- [TASK BRIEF]:
Search the material for the word "with" and copy each line that holds it.

-- START GIVEN RECORDS --

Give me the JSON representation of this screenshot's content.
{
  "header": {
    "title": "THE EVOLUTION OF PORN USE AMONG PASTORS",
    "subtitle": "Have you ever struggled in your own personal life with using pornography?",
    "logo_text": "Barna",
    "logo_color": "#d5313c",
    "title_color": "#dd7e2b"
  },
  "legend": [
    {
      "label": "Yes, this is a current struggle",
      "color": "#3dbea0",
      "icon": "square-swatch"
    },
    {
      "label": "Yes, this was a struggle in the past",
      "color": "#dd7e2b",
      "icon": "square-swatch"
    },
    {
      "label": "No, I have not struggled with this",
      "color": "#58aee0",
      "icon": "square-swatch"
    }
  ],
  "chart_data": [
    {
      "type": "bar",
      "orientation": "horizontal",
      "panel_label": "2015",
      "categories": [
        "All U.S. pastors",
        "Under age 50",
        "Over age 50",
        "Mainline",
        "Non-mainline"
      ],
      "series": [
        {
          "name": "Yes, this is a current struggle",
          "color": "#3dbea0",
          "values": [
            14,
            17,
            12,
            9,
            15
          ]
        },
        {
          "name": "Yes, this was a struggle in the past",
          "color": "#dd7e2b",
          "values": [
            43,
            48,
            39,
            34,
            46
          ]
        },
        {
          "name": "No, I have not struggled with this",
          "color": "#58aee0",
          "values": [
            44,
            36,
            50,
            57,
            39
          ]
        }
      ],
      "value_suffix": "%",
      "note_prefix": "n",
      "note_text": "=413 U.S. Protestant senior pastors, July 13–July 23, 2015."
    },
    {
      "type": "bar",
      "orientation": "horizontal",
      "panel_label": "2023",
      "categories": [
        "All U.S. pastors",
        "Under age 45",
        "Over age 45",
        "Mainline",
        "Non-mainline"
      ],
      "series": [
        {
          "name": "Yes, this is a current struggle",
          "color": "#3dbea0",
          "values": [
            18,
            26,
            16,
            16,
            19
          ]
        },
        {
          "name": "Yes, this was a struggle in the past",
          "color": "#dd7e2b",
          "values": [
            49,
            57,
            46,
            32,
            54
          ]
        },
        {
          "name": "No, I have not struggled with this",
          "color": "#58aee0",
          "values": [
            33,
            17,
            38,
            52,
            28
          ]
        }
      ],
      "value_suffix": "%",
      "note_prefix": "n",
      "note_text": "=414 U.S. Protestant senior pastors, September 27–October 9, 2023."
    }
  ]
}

-- END GIVEN RECORDS --

- [SOLUTION TO THIS TASK]:
    "subtitle": "Have you ever struggled in your own personal life with using pornography?",
      "label": "No, I have not struggled with this",
          "name": "No, I have not struggled with this",
          "name": "No, I have not struggled with this",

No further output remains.